_What to do_
Leave out the pictures and copy every record exactly.

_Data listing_

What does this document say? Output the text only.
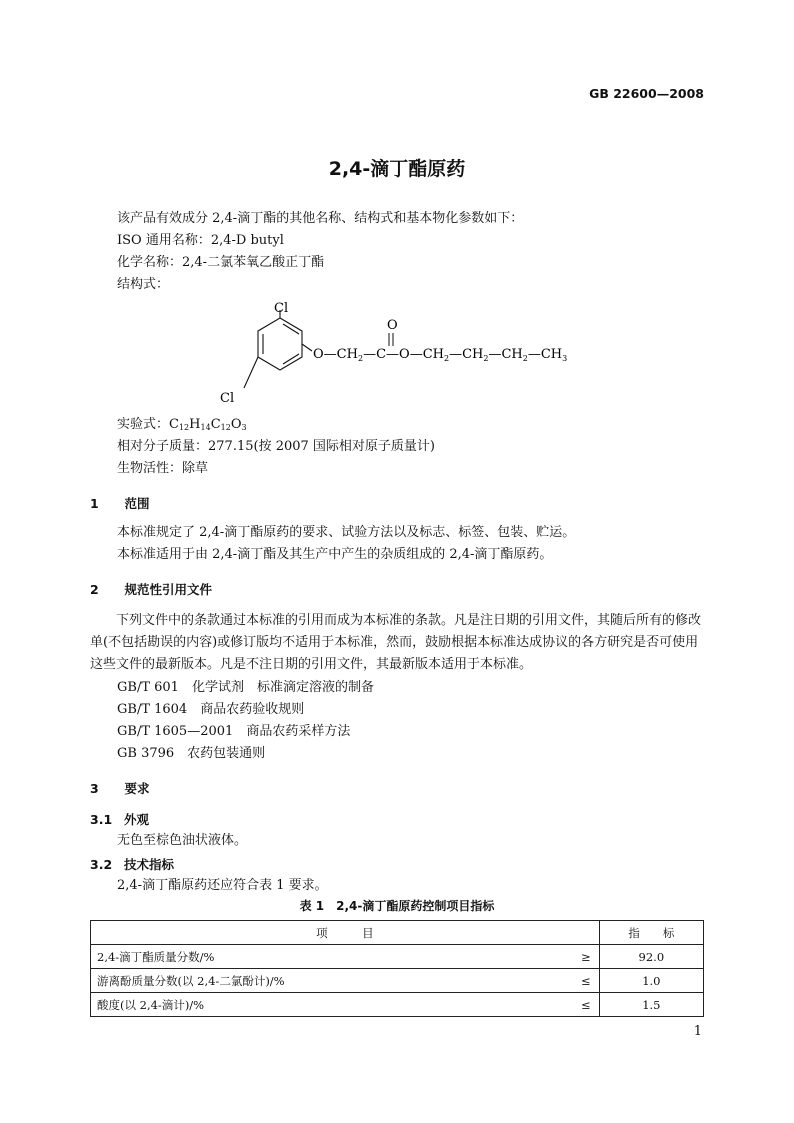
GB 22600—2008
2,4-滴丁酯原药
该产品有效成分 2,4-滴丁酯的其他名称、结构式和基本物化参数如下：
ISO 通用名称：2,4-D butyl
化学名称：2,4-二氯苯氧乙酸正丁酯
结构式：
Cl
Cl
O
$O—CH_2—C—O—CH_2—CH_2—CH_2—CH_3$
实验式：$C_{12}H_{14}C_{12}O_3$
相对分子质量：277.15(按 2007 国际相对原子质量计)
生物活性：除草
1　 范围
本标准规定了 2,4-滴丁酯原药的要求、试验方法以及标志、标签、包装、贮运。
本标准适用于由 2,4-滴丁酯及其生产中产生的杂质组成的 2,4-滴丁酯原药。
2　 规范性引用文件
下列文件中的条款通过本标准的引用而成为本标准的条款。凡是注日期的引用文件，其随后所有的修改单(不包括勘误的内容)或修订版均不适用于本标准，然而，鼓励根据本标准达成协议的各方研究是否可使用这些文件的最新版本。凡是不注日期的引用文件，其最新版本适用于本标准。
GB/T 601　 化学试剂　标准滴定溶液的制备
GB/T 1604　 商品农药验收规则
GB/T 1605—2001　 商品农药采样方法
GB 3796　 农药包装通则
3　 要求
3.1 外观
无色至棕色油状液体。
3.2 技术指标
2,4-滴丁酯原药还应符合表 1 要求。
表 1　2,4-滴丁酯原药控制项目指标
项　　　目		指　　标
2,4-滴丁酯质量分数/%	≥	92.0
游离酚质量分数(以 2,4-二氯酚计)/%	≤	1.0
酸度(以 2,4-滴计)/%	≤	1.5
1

_Full solution_
What does this document say? Output the text only.
GB 22600—2008
2,4-滴丁酯原药
该产品有效成分 2,4-滴丁酯的其他名称、结构式和基本物化参数如下：
ISO 通用名称：2,4-D butyl
化学名称：2,4-二氯苯氧乙酸正丁酯
结构式：
Cl
Cl
O
$O—CH_2—C—O—CH_2—CH_2—CH_2—CH_3$
实验式：$C_{12}H_{14}C_{12}O_3$
相对分子质量：277.15(按 2007 国际相对原子质量计)
生物活性：除草
1　 范围
本标准规定了 2,4-滴丁酯原药的要求、试验方法以及标志、标签、包装、贮运。
本标准适用于由 2,4-滴丁酯及其生产中产生的杂质组成的 2,4-滴丁酯原药。
2　 规范性引用文件
下列文件中的条款通过本标准的引用而成为本标准的条款。凡是注日期的引用文件，其随后所有的修改单(不包括勘误的内容)或修订版均不适用于本标准，然而，鼓励根据本标准达成协议的各方研究是否可使用这些文件的最新版本。凡是不注日期的引用文件，其最新版本适用于本标准。
GB/T 601　 化学试剂　标准滴定溶液的制备
GB/T 1604　 商品农药验收规则
GB/T 1605—2001　 商品农药采样方法
GB 3796　 农药包装通则
3　 要求
3.1 外观
无色至棕色油状液体。
3.2 技术指标
2,4-滴丁酯原药还应符合表 1 要求。
表 1　2,4-滴丁酯原药控制项目指标
项　　　目		指　　标
2,4-滴丁酯质量分数/%	≥	92.0
游离酚质量分数(以 2,4-二氯酚计)/%	≤	1.0
酸度(以 2,4-滴计)/%	≤	1.5
1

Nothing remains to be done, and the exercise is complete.